__Task to complete__
All of the records below must be output exactly, with no pictures carried over.

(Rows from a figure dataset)
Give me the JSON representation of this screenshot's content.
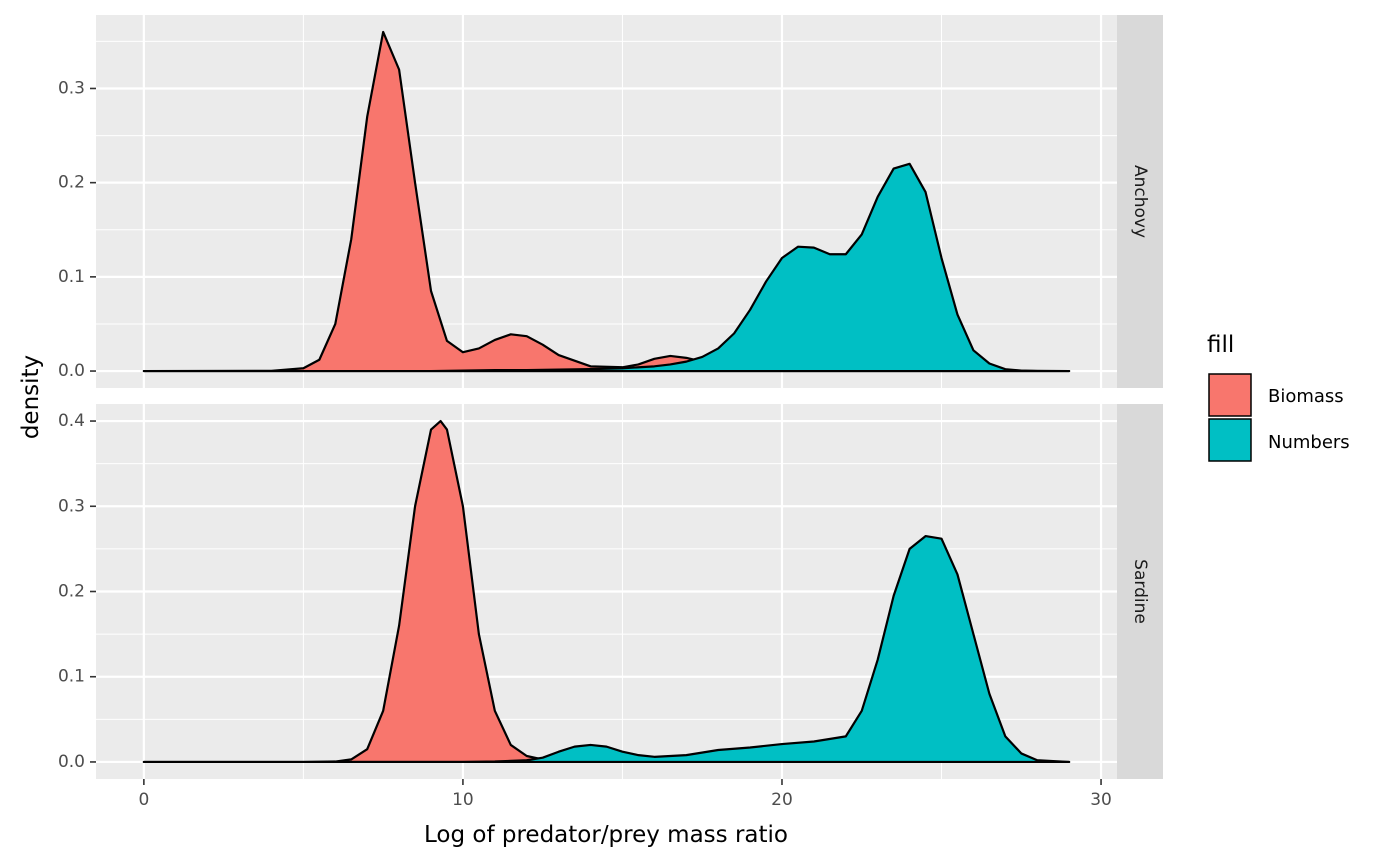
{
  "chart_data": {
    "type": "area",
    "subtype": "density",
    "xlabel": "Log of predator/prey mass ratio",
    "ylabel": "density",
    "xlim": [
      -1.5,
      30.5
    ],
    "x_ticks": [
      0,
      10,
      20,
      30
    ],
    "x_tick_labels": [
      "0",
      "10",
      "20",
      "30"
    ],
    "legend": {
      "title": "fill",
      "position": "right",
      "entries": [
        {
          "name": "Biomass",
          "color": "#F8766D"
        },
        {
          "name": "Numbers",
          "color": "#00BFC4"
        }
      ]
    },
    "panels": [
      {
        "strip": "Anchovy",
        "ylim": [
          -0.018,
          0.378
        ],
        "y_ticks": [
          0.0,
          0.1,
          0.2,
          0.3
        ],
        "y_tick_labels": [
          "0.0",
          "0.1",
          "0.2",
          "0.3"
        ],
        "series": [
          {
            "name": "Biomass",
            "color": "#F8766D",
            "x": [
              0,
              4,
              5,
              5.5,
              6,
              6.5,
              7,
              7.5,
              8,
              8.5,
              9,
              9.5,
              10,
              10.5,
              11,
              11.5,
              12,
              12.5,
              13,
              14,
              15,
              15.5,
              16,
              16.5,
              17,
              17.5,
              18,
              19,
              20,
              22,
              24,
              26,
              29
            ],
            "y": [
              0,
              0.0002,
              0.003,
              0.012,
              0.05,
              0.14,
              0.27,
              0.36,
              0.32,
              0.2,
              0.085,
              0.032,
              0.02,
              0.024,
              0.033,
              0.039,
              0.037,
              0.028,
              0.017,
              0.005,
              0.004,
              0.007,
              0.013,
              0.016,
              0.014,
              0.01,
              0.007,
              0.004,
              0.004,
              0.002,
              0.001,
              0.0005,
              0
            ]
          },
          {
            "name": "Numbers",
            "color": "#00BFC4",
            "x": [
              0,
              5,
              9,
              10,
              11,
              12,
              13,
              14,
              15,
              16,
              16.5,
              17,
              17.5,
              18,
              18.5,
              19,
              19.5,
              20,
              20.5,
              21,
              21.5,
              22,
              22.5,
              23,
              23.5,
              24,
              24.5,
              25,
              25.5,
              26,
              26.5,
              27,
              27.5,
              28,
              29
            ],
            "y": [
              0,
              0,
              0,
              0.0005,
              0.001,
              0.001,
              0.0015,
              0.002,
              0.003,
              0.005,
              0.007,
              0.01,
              0.015,
              0.024,
              0.04,
              0.065,
              0.095,
              0.12,
              0.132,
              0.131,
              0.124,
              0.124,
              0.145,
              0.185,
              0.215,
              0.22,
              0.19,
              0.12,
              0.06,
              0.022,
              0.008,
              0.002,
              0.0005,
              0,
              0
            ]
          }
        ]
      },
      {
        "strip": "Sardine",
        "ylim": [
          -0.02,
          0.42
        ],
        "y_ticks": [
          0.0,
          0.1,
          0.2,
          0.3,
          0.4
        ],
        "y_tick_labels": [
          "0.0",
          "0.1",
          "0.2",
          "0.3",
          "0.4"
        ],
        "series": [
          {
            "name": "Biomass",
            "color": "#F8766D",
            "x": [
              0,
              5,
              6,
              6.5,
              7,
              7.5,
              8,
              8.5,
              9,
              9.3,
              9.5,
              10,
              10.5,
              11,
              11.5,
              12,
              12.5,
              13,
              14,
              15,
              16,
              17,
              18,
              20,
              22,
              24,
              26,
              29
            ],
            "y": [
              0,
              0,
              0.0005,
              0.003,
              0.015,
              0.06,
              0.16,
              0.3,
              0.39,
              0.4,
              0.39,
              0.3,
              0.15,
              0.06,
              0.02,
              0.007,
              0.003,
              0.003,
              0.007,
              0.005,
              0.002,
              0.001,
              0.0005,
              0.0002,
              0.0001,
              0,
              0,
              0
            ]
          },
          {
            "name": "Numbers",
            "color": "#00BFC4",
            "x": [
              0,
              10,
              11,
              12,
              12.5,
              13,
              13.5,
              14,
              14.5,
              15,
              15.5,
              16,
              17,
              18,
              19,
              20,
              21,
              22,
              22.5,
              23,
              23.5,
              24,
              24.5,
              25,
              25.5,
              26,
              26.5,
              27,
              27.5,
              28,
              29
            ],
            "y": [
              0,
              0,
              0.0005,
              0.002,
              0.005,
              0.012,
              0.018,
              0.02,
              0.018,
              0.012,
              0.008,
              0.006,
              0.008,
              0.014,
              0.017,
              0.021,
              0.024,
              0.03,
              0.06,
              0.12,
              0.195,
              0.25,
              0.265,
              0.262,
              0.22,
              0.15,
              0.08,
              0.03,
              0.01,
              0.002,
              0
            ]
          }
        ]
      }
    ]
  }
}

__Answer__
Give me the JSON representation of this screenshot's content.
{
  "chart_data": {
    "type": "area",
    "subtype": "density",
    "xlabel": "Log of predator/prey mass ratio",
    "ylabel": "density",
    "xlim": [
      -1.5,
      30.5
    ],
    "x_ticks": [
      0,
      10,
      20,
      30
    ],
    "x_tick_labels": [
      "0",
      "10",
      "20",
      "30"
    ],
    "legend": {
      "title": "fill",
      "position": "right",
      "entries": [
        {
          "name": "Biomass",
          "color": "#F8766D"
        },
        {
          "name": "Numbers",
          "color": "#00BFC4"
        }
      ]
    },
    "panels": [
      {
        "strip": "Anchovy",
        "ylim": [
          -0.018,
          0.378
        ],
        "y_ticks": [
          0.0,
          0.1,
          0.2,
          0.3
        ],
        "y_tick_labels": [
          "0.0",
          "0.1",
          "0.2",
          "0.3"
        ],
        "series": [
          {
            "name": "Biomass",
            "color": "#F8766D",
            "x": [
              0,
              4,
              5,
              5.5,
              6,
              6.5,
              7,
              7.5,
              8,
              8.5,
              9,
              9.5,
              10,
              10.5,
              11,
              11.5,
              12,
              12.5,
              13,
              14,
              15,
              15.5,
              16,
              16.5,
              17,
              17.5,
              18,
              19,
              20,
              22,
              24,
              26,
              29
            ],
            "y": [
              0,
              0.0002,
              0.003,
              0.012,
              0.05,
              0.14,
              0.27,
              0.36,
              0.32,
              0.2,
              0.085,
              0.032,
              0.02,
              0.024,
              0.033,
              0.039,
              0.037,
              0.028,
              0.017,
              0.005,
              0.004,
              0.007,
              0.013,
              0.016,
              0.014,
              0.01,
              0.007,
              0.004,
              0.004,
              0.002,
              0.001,
              0.0005,
              0
            ]
          },
          {
            "name": "Numbers",
            "color": "#00BFC4",
            "x": [
              0,
              5,
              9,
              10,
              11,
              12,
              13,
              14,
              15,
              16,
              16.5,
              17,
              17.5,
              18,
              18.5,
              19,
              19.5,
              20,
              20.5,
              21,
              21.5,
              22,
              22.5,
              23,
              23.5,
              24,
              24.5,
              25,
              25.5,
              26,
              26.5,
              27,
              27.5,
              28,
              29
            ],
            "y": [
              0,
              0,
              0,
              0.0005,
              0.001,
              0.001,
              0.0015,
              0.002,
              0.003,
              0.005,
              0.007,
              0.01,
              0.015,
              0.024,
              0.04,
              0.065,
              0.095,
              0.12,
              0.132,
              0.131,
              0.124,
              0.124,
              0.145,
              0.185,
              0.215,
              0.22,
              0.19,
              0.12,
              0.06,
              0.022,
              0.008,
              0.002,
              0.0005,
              0,
              0
            ]
          }
        ]
      },
      {
        "strip": "Sardine",
        "ylim": [
          -0.02,
          0.42
        ],
        "y_ticks": [
          0.0,
          0.1,
          0.2,
          0.3,
          0.4
        ],
        "y_tick_labels": [
          "0.0",
          "0.1",
          "0.2",
          "0.3",
          "0.4"
        ],
        "series": [
          {
            "name": "Biomass",
            "color": "#F8766D",
            "x": [
              0,
              5,
              6,
              6.5,
              7,
              7.5,
              8,
              8.5,
              9,
              9.3,
              9.5,
              10,
              10.5,
              11,
              11.5,
              12,
              12.5,
              13,
              14,
              15,
              16,
              17,
              18,
              20,
              22,
              24,
              26,
              29
            ],
            "y": [
              0,
              0,
              0.0005,
              0.003,
              0.015,
              0.06,
              0.16,
              0.3,
              0.39,
              0.4,
              0.39,
              0.3,
              0.15,
              0.06,
              0.02,
              0.007,
              0.003,
              0.003,
              0.007,
              0.005,
              0.002,
              0.001,
              0.0005,
              0.0002,
              0.0001,
              0,
              0,
              0
            ]
          },
          {
            "name": "Numbers",
            "color": "#00BFC4",
            "x": [
              0,
              10,
              11,
              12,
              12.5,
              13,
              13.5,
              14,
              14.5,
              15,
              15.5,
              16,
              17,
              18,
              19,
              20,
              21,
              22,
              22.5,
              23,
              23.5,
              24,
              24.5,
              25,
              25.5,
              26,
              26.5,
              27,
              27.5,
              28,
              29
            ],
            "y": [
              0,
              0,
              0.0005,
              0.002,
              0.005,
              0.012,
              0.018,
              0.02,
              0.018,
              0.012,
              0.008,
              0.006,
              0.008,
              0.014,
              0.017,
              0.021,
              0.024,
              0.03,
              0.06,
              0.12,
              0.195,
              0.25,
              0.265,
              0.262,
              0.22,
              0.15,
              0.08,
              0.03,
              0.01,
              0.002,
              0
            ]
          }
        ]
      }
    ]
  }
}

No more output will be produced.